### Stored rows ###

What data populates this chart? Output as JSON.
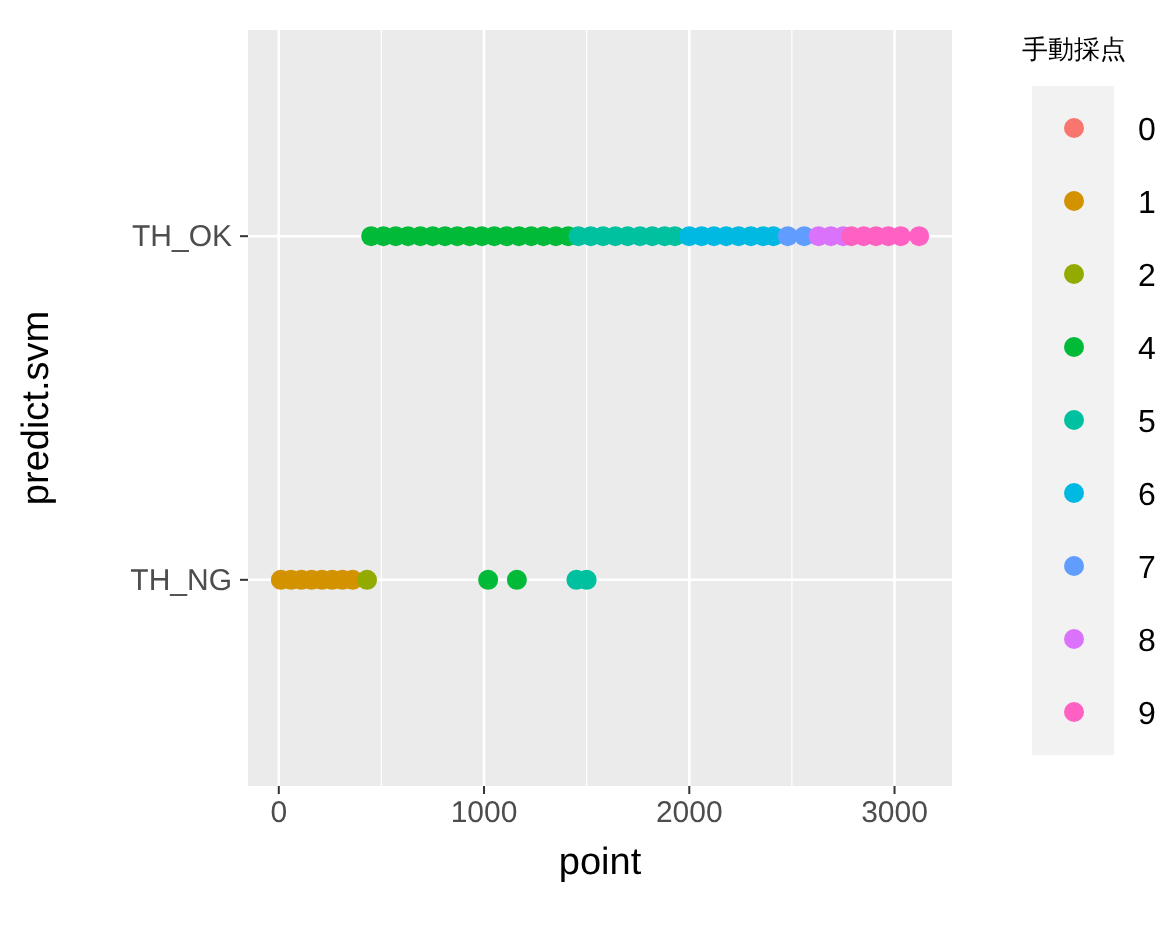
{
  "chart_data": {
    "type": "scatter",
    "orientation": "horizontal",
    "xlabel": "point",
    "ylabel": "predict.svm",
    "legend_title": "手動採点",
    "legend": "right",
    "grid": true,
    "marker": "circle",
    "categories": [
      "TH_OK",
      "TH_NG"
    ],
    "xlim": [
      -150,
      3280
    ],
    "xticks": [
      0,
      1000,
      2000,
      3000
    ],
    "series": [
      {
        "name": "0",
        "color": "#f8766d",
        "x": [
          "TH_OK",
          "TH_NG"
        ],
        "values": [
          null,
          null
        ]
      },
      {
        "name": "1",
        "color": "#d39200",
        "x": [
          "TH_NG",
          "TH_NG",
          "TH_NG",
          "TH_NG",
          "TH_NG",
          "TH_NG",
          "TH_NG",
          "TH_NG"
        ],
        "values": [
          10,
          60,
          110,
          160,
          210,
          260,
          310,
          360
        ]
      },
      {
        "name": "2",
        "color": "#93aa00",
        "x": [
          "TH_NG"
        ],
        "values": [
          430
        ]
      },
      {
        "name": "4",
        "color": "#00ba38",
        "x": [
          "TH_NG",
          "TH_NG",
          "TH_OK",
          "TH_OK",
          "TH_OK",
          "TH_OK",
          "TH_OK",
          "TH_OK",
          "TH_OK",
          "TH_OK",
          "TH_OK",
          "TH_OK",
          "TH_OK",
          "TH_OK",
          "TH_OK",
          "TH_OK",
          "TH_OK",
          "TH_OK",
          "TH_OK"
        ],
        "values": [
          1020,
          1160,
          450,
          510,
          570,
          630,
          690,
          750,
          810,
          870,
          930,
          990,
          1050,
          1110,
          1170,
          1230,
          1290,
          1350,
          1410
        ]
      },
      {
        "name": "5",
        "color": "#00c19f",
        "x": [
          "TH_NG",
          "TH_NG",
          "TH_OK",
          "TH_OK",
          "TH_OK",
          "TH_OK",
          "TH_OK",
          "TH_OK",
          "TH_OK",
          "TH_OK",
          "TH_OK"
        ],
        "values": [
          1450,
          1500,
          1460,
          1520,
          1580,
          1640,
          1700,
          1760,
          1820,
          1880,
          1930
        ]
      },
      {
        "name": "6",
        "color": "#00b9e3",
        "x": [
          "TH_OK",
          "TH_OK",
          "TH_OK",
          "TH_OK",
          "TH_OK",
          "TH_OK",
          "TH_OK",
          "TH_OK"
        ],
        "values": [
          2000,
          2060,
          2120,
          2180,
          2240,
          2300,
          2360,
          2410
        ]
      },
      {
        "name": "7",
        "color": "#619cff",
        "x": [
          "TH_OK",
          "TH_OK"
        ],
        "values": [
          2480,
          2560
        ]
      },
      {
        "name": "8",
        "color": "#db72fb",
        "x": [
          "TH_OK",
          "TH_OK",
          "TH_OK"
        ],
        "values": [
          2630,
          2690,
          2750
        ]
      },
      {
        "name": "9",
        "color": "#ff61c3",
        "x": [
          "TH_OK",
          "TH_OK",
          "TH_OK",
          "TH_OK",
          "TH_OK",
          "TH_OK"
        ],
        "values": [
          2790,
          2850,
          2910,
          2970,
          3030,
          3120
        ]
      }
    ]
  }
}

###

Goal of the exercise :: Reproduce the listing word for word and omit its pictures.

Written reply ::
What data populates this chart? Output as JSON.
{
  "chart_data": {
    "type": "scatter",
    "orientation": "horizontal",
    "xlabel": "point",
    "ylabel": "predict.svm",
    "legend_title": "手動採点",
    "legend": "right",
    "grid": true,
    "marker": "circle",
    "categories": [
      "TH_OK",
      "TH_NG"
    ],
    "xlim": [
      -150,
      3280
    ],
    "xticks": [
      0,
      1000,
      2000,
      3000
    ],
    "series": [
      {
        "name": "0",
        "color": "#f8766d",
        "x": [
          "TH_OK",
          "TH_NG"
        ],
        "values": [
          null,
          null
        ]
      },
      {
        "name": "1",
        "color": "#d39200",
        "x": [
          "TH_NG",
          "TH_NG",
          "TH_NG",
          "TH_NG",
          "TH_NG",
          "TH_NG",
          "TH_NG",
          "TH_NG"
        ],
        "values": [
          10,
          60,
          110,
          160,
          210,
          260,
          310,
          360
        ]
      },
      {
        "name": "2",
        "color": "#93aa00",
        "x": [
          "TH_NG"
        ],
        "values": [
          430
        ]
      },
      {
        "name": "4",
        "color": "#00ba38",
        "x": [
          "TH_NG",
          "TH_NG",
          "TH_OK",
          "TH_OK",
          "TH_OK",
          "TH_OK",
          "TH_OK",
          "TH_OK",
          "TH_OK",
          "TH_OK",
          "TH_OK",
          "TH_OK",
          "TH_OK",
          "TH_OK",
          "TH_OK",
          "TH_OK",
          "TH_OK",
          "TH_OK",
          "TH_OK"
        ],
        "values": [
          1020,
          1160,
          450,
          510,
          570,
          630,
          690,
          750,
          810,
          870,
          930,
          990,
          1050,
          1110,
          1170,
          1230,
          1290,
          1350,
          1410
        ]
      },
      {
        "name": "5",
        "color": "#00c19f",
        "x": [
          "TH_NG",
          "TH_NG",
          "TH_OK",
          "TH_OK",
          "TH_OK",
          "TH_OK",
          "TH_OK",
          "TH_OK",
          "TH_OK",
          "TH_OK",
          "TH_OK"
        ],
        "values": [
          1450,
          1500,
          1460,
          1520,
          1580,
          1640,
          1700,
          1760,
          1820,
          1880,
          1930
        ]
      },
      {
        "name": "6",
        "color": "#00b9e3",
        "x": [
          "TH_OK",
          "TH_OK",
          "TH_OK",
          "TH_OK",
          "TH_OK",
          "TH_OK",
          "TH_OK",
          "TH_OK"
        ],
        "values": [
          2000,
          2060,
          2120,
          2180,
          2240,
          2300,
          2360,
          2410
        ]
      },
      {
        "name": "7",
        "color": "#619cff",
        "x": [
          "TH_OK",
          "TH_OK"
        ],
        "values": [
          2480,
          2560
        ]
      },
      {
        "name": "8",
        "color": "#db72fb",
        "x": [
          "TH_OK",
          "TH_OK",
          "TH_OK"
        ],
        "values": [
          2630,
          2690,
          2750
        ]
      },
      {
        "name": "9",
        "color": "#ff61c3",
        "x": [
          "TH_OK",
          "TH_OK",
          "TH_OK",
          "TH_OK",
          "TH_OK",
          "TH_OK"
        ],
        "values": [
          2790,
          2850,
          2910,
          2970,
          3030,
          3120
        ]
      }
    ]
  }
}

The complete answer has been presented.